>> START RECORDS FOR PROCESSING

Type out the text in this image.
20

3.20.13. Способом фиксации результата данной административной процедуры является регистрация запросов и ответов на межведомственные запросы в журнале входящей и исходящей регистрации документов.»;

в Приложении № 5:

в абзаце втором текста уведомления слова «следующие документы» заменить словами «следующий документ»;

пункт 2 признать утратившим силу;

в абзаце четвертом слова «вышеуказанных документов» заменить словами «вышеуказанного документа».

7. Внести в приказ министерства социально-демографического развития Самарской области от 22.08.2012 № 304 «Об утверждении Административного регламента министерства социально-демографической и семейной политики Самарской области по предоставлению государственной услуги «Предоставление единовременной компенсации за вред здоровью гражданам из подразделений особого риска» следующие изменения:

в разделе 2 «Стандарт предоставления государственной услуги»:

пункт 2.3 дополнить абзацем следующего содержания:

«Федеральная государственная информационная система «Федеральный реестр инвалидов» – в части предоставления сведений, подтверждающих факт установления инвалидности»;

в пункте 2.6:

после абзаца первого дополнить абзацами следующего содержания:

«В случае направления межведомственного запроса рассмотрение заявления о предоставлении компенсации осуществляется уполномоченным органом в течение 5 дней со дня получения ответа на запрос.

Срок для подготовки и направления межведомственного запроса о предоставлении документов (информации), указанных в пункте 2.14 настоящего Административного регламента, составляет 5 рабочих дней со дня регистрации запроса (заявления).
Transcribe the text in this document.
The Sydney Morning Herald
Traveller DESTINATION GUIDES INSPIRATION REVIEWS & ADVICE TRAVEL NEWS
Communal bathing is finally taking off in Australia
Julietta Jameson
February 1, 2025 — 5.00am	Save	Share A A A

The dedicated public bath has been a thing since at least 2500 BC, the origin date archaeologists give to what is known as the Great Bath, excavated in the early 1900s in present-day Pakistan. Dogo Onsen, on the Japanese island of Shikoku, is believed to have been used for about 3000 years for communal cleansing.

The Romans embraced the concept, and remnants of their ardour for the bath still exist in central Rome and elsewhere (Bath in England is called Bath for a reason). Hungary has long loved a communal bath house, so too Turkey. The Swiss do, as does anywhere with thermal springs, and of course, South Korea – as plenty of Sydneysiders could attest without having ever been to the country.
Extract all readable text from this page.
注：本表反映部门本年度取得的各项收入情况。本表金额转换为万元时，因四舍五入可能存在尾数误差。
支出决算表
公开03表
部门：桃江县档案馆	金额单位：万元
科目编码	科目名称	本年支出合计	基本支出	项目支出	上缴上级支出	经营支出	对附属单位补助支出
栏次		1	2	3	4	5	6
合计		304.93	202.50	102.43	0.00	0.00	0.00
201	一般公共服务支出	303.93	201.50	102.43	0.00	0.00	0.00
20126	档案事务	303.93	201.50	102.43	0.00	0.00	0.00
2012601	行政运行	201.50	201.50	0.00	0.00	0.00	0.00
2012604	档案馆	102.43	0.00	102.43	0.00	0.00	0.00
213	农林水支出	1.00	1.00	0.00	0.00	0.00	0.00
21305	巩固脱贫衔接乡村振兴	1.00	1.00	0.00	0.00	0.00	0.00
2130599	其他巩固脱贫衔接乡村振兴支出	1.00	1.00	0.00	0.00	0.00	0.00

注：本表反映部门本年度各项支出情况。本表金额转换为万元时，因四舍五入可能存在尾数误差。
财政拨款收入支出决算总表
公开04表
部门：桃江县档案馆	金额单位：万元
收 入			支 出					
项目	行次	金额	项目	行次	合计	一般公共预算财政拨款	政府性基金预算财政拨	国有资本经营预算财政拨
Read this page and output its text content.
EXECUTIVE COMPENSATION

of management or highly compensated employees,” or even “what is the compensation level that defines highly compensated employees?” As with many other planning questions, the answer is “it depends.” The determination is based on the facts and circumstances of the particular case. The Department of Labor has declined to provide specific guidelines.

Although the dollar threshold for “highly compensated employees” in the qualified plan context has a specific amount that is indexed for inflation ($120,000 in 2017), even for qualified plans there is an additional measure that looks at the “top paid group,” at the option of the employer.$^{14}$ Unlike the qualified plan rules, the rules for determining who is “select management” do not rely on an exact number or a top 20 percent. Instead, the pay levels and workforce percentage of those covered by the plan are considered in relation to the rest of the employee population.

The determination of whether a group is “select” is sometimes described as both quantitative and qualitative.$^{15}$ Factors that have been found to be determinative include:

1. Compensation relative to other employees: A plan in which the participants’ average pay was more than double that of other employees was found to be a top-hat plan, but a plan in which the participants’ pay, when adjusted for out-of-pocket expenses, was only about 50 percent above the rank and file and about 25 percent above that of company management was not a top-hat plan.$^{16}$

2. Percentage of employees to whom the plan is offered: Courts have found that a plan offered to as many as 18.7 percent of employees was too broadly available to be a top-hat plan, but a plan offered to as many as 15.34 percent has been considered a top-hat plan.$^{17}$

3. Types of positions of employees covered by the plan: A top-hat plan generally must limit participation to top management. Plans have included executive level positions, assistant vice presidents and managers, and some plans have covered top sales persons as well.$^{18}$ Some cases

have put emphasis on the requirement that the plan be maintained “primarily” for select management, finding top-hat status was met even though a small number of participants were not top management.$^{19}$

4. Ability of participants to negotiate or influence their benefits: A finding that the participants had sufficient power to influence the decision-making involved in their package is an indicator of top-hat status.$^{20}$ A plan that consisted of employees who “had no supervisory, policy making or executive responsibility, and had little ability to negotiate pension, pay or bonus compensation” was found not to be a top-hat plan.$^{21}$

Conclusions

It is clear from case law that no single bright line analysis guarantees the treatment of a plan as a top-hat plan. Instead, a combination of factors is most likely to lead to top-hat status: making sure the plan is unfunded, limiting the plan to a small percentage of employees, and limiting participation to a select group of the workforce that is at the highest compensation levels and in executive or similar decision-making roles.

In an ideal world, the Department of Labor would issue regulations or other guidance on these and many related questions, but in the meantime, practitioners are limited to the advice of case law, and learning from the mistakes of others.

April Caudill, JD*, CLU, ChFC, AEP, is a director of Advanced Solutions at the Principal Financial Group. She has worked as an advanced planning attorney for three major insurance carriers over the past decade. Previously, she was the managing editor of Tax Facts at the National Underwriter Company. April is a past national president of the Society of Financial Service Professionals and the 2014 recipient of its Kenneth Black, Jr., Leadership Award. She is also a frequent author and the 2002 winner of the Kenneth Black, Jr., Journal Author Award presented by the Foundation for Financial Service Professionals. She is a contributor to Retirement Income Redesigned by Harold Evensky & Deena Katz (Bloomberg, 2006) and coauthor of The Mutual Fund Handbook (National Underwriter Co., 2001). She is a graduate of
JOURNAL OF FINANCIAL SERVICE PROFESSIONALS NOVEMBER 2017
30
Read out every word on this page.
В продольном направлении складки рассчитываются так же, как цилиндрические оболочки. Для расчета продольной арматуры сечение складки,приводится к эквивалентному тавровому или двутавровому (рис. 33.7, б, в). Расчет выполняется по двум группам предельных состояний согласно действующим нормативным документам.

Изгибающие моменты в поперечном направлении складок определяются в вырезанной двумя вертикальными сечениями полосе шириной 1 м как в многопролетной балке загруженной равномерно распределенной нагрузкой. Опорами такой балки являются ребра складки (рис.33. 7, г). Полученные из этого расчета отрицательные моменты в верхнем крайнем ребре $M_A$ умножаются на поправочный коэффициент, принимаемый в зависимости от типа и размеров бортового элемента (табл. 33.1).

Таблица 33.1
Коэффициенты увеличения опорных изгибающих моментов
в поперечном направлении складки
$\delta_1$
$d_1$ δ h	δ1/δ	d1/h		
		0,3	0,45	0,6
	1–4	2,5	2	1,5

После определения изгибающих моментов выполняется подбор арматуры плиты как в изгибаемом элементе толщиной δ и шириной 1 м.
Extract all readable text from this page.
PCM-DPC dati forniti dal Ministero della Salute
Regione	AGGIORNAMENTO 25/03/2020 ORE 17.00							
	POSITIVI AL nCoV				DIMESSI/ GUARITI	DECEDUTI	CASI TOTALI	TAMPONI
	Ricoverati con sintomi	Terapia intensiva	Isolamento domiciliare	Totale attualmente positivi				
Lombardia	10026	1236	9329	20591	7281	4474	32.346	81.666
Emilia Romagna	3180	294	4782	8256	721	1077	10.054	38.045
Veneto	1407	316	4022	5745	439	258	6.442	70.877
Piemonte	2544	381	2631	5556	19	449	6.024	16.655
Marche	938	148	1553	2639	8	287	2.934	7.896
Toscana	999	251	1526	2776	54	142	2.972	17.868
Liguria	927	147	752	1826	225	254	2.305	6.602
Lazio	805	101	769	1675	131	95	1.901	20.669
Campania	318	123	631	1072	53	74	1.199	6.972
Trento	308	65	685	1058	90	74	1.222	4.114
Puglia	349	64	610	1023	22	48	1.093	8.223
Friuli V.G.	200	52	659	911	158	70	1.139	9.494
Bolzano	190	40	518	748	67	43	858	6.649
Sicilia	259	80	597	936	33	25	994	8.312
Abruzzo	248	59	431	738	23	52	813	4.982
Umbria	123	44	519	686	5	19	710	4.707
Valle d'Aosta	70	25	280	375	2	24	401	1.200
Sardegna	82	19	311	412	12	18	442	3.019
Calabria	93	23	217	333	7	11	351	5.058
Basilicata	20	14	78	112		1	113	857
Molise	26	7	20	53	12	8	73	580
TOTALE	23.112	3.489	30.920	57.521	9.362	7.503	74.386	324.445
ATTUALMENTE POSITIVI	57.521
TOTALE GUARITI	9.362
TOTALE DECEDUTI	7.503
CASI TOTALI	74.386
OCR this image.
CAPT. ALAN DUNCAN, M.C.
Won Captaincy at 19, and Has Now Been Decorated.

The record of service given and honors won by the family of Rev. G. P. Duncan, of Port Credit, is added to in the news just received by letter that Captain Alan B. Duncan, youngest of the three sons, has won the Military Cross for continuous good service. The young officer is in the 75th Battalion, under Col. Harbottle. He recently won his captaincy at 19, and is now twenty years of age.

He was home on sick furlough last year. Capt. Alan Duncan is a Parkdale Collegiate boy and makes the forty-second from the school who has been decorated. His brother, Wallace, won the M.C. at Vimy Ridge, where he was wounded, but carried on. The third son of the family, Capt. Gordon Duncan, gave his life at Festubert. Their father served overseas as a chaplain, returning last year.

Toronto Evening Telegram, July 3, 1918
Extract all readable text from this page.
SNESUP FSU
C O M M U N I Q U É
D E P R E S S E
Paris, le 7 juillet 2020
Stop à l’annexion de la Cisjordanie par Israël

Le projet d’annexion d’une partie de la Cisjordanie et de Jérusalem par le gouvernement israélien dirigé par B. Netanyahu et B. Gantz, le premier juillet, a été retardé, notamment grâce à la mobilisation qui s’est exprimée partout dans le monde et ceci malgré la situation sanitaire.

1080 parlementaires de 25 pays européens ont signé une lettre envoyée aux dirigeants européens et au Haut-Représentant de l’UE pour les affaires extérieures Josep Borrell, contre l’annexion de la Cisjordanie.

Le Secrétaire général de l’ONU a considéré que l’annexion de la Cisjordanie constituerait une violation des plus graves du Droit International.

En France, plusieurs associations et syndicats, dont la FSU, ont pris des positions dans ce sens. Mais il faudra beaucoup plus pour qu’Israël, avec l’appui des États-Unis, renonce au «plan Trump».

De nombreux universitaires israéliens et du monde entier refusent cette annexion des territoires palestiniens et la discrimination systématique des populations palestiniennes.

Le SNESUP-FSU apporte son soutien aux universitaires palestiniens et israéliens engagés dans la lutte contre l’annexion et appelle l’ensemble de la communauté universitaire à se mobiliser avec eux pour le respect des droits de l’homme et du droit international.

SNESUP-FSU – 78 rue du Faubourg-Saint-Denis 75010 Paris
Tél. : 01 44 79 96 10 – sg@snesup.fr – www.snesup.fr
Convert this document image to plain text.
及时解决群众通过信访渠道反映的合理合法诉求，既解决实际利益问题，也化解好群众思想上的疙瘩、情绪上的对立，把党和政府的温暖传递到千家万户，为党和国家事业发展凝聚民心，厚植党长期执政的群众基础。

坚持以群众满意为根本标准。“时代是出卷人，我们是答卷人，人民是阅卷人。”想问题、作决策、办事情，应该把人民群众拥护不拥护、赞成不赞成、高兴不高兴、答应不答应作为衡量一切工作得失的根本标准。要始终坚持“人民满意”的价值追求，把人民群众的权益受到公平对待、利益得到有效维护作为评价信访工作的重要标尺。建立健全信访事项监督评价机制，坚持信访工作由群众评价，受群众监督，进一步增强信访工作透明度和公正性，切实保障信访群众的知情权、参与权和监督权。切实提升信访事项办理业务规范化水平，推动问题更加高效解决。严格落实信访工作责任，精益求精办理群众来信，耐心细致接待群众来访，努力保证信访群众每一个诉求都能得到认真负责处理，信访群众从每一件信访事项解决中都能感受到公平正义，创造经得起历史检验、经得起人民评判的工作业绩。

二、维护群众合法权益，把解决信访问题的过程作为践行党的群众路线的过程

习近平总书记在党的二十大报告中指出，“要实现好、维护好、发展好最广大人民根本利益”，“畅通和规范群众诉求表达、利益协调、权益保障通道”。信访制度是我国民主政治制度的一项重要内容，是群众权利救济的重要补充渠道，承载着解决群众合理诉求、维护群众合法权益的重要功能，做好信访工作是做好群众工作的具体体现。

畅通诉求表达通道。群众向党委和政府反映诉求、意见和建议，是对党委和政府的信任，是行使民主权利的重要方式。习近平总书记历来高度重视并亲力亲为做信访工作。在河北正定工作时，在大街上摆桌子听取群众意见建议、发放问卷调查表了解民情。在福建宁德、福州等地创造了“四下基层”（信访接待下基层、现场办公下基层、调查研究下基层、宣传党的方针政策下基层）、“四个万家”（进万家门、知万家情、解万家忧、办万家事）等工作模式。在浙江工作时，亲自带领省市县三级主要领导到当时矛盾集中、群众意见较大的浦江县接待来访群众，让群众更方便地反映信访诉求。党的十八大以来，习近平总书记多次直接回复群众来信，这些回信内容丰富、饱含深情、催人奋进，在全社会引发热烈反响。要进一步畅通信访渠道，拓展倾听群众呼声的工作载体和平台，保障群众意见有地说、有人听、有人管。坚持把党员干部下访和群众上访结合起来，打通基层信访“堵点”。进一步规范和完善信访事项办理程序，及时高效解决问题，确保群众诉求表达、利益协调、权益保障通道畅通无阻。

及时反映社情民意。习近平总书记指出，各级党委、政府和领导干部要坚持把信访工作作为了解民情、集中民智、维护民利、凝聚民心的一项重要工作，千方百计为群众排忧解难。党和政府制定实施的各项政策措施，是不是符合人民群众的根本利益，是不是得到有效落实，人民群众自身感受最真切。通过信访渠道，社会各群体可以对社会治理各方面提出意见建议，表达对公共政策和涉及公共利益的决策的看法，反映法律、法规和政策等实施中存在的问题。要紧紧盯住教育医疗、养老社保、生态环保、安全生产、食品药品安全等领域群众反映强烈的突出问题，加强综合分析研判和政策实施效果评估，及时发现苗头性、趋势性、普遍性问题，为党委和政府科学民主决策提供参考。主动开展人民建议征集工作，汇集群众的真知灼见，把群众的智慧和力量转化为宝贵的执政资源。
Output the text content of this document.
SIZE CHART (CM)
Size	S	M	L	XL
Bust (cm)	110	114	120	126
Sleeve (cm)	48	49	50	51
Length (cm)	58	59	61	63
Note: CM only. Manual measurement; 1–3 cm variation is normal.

>> END RECORDS FOR PROCESSING

# STATED TASK
Pull every line containing the word "дополнить" out of the material and copy it.

# TASK RESPONSE
пункт 2.3 дополнить абзацем следующего содержания:
после абзаца первого дополнить абзацами следующего содержания:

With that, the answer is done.